[Dataset entries]
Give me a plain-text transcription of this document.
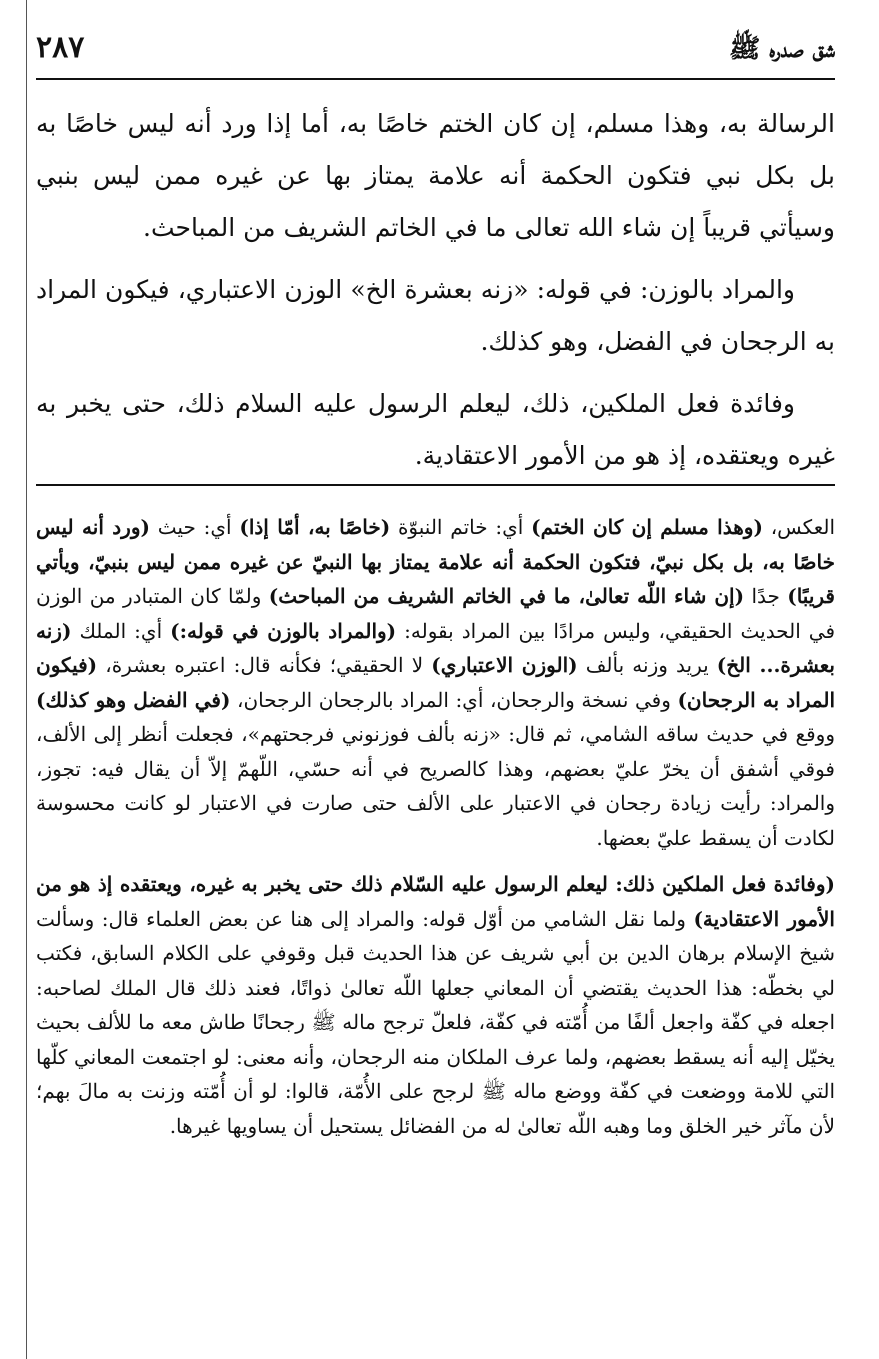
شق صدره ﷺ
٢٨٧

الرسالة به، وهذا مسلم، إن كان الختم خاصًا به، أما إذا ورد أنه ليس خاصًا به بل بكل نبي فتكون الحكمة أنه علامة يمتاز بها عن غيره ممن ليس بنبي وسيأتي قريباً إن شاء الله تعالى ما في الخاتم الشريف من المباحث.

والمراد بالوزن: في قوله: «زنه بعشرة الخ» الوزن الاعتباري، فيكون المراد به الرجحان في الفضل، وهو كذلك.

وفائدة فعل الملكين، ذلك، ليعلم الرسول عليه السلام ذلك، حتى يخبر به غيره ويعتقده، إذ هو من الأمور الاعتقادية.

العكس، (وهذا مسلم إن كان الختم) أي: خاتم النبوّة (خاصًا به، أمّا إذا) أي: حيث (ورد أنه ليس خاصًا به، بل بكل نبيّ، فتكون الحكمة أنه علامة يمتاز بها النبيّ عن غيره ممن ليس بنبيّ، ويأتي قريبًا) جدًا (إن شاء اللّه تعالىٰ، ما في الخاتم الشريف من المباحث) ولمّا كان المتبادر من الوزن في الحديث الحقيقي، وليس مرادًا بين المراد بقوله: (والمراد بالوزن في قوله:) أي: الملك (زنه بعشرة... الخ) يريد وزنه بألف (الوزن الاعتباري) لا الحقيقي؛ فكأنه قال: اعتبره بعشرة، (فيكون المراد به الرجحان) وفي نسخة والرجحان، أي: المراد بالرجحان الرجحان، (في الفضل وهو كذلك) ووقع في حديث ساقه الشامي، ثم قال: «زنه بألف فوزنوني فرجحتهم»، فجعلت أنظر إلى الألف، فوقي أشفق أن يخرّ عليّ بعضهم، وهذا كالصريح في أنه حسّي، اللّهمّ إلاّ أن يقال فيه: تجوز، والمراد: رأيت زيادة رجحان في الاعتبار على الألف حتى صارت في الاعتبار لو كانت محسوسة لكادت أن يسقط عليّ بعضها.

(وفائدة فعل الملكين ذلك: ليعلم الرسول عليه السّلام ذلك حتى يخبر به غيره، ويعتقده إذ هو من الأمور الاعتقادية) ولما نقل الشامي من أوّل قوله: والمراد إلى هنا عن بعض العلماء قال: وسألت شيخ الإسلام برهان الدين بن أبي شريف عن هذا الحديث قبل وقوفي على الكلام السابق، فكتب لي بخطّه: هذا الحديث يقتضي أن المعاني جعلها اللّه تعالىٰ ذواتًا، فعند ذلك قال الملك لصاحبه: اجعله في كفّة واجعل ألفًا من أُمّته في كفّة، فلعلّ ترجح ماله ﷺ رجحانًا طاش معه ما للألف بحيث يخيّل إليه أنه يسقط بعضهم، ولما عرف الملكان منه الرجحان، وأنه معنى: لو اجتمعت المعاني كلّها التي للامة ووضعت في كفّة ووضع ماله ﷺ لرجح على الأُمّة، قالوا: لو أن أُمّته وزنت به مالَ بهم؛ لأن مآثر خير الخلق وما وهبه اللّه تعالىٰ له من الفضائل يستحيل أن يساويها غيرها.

__Goal of the exercise__
Transcribe all of the records above character for character. Exclude the pictures.

__Written solution__
Give me a plain-text transcription of this document.
شق صدره ﷺ
٢٨٧

الرسالة به، وهذا مسلم، إن كان الختم خاصًا به، أما إذا ورد أنه ليس خاصًا به بل بكل نبي فتكون الحكمة أنه علامة يمتاز بها عن غيره ممن ليس بنبي وسيأتي قريباً إن شاء الله تعالى ما في الخاتم الشريف من المباحث.

والمراد بالوزن: في قوله: «زنه بعشرة الخ» الوزن الاعتباري، فيكون المراد به الرجحان في الفضل، وهو كذلك.

وفائدة فعل الملكين، ذلك، ليعلم الرسول عليه السلام ذلك، حتى يخبر به غيره ويعتقده، إذ هو من الأمور الاعتقادية.

العكس، (وهذا مسلم إن كان الختم) أي: خاتم النبوّة (خاصًا به، أمّا إذا) أي: حيث (ورد أنه ليس خاصًا به، بل بكل نبيّ، فتكون الحكمة أنه علامة يمتاز بها النبيّ عن غيره ممن ليس بنبيّ، ويأتي قريبًا) جدًا (إن شاء اللّه تعالىٰ، ما في الخاتم الشريف من المباحث) ولمّا كان المتبادر من الوزن في الحديث الحقيقي، وليس مرادًا بين المراد بقوله: (والمراد بالوزن في قوله:) أي: الملك (زنه بعشرة... الخ) يريد وزنه بألف (الوزن الاعتباري) لا الحقيقي؛ فكأنه قال: اعتبره بعشرة، (فيكون المراد به الرجحان) وفي نسخة والرجحان، أي: المراد بالرجحان الرجحان، (في الفضل وهو كذلك) ووقع في حديث ساقه الشامي، ثم قال: «زنه بألف فوزنوني فرجحتهم»، فجعلت أنظر إلى الألف، فوقي أشفق أن يخرّ عليّ بعضهم، وهذا كالصريح في أنه حسّي، اللّهمّ إلاّ أن يقال فيه: تجوز، والمراد: رأيت زيادة رجحان في الاعتبار على الألف حتى صارت في الاعتبار لو كانت محسوسة لكادت أن يسقط عليّ بعضها.

(وفائدة فعل الملكين ذلك: ليعلم الرسول عليه السّلام ذلك حتى يخبر به غيره، ويعتقده إذ هو من الأمور الاعتقادية) ولما نقل الشامي من أوّل قوله: والمراد إلى هنا عن بعض العلماء قال: وسألت شيخ الإسلام برهان الدين بن أبي شريف عن هذا الحديث قبل وقوفي على الكلام السابق، فكتب لي بخطّه: هذا الحديث يقتضي أن المعاني جعلها اللّه تعالىٰ ذواتًا، فعند ذلك قال الملك لصاحبه: اجعله في كفّة واجعل ألفًا من أُمّته في كفّة، فلعلّ ترجح ماله ﷺ رجحانًا طاش معه ما للألف بحيث يخيّل إليه أنه يسقط بعضهم، ولما عرف الملكان منه الرجحان، وأنه معنى: لو اجتمعت المعاني كلّها التي للامة ووضعت في كفّة ووضع ماله ﷺ لرجح على الأُمّة، قالوا: لو أن أُمّته وزنت به مالَ بهم؛ لأن مآثر خير الخلق وما وهبه اللّه تعالىٰ له من الفضائل يستحيل أن يساويها غيرها.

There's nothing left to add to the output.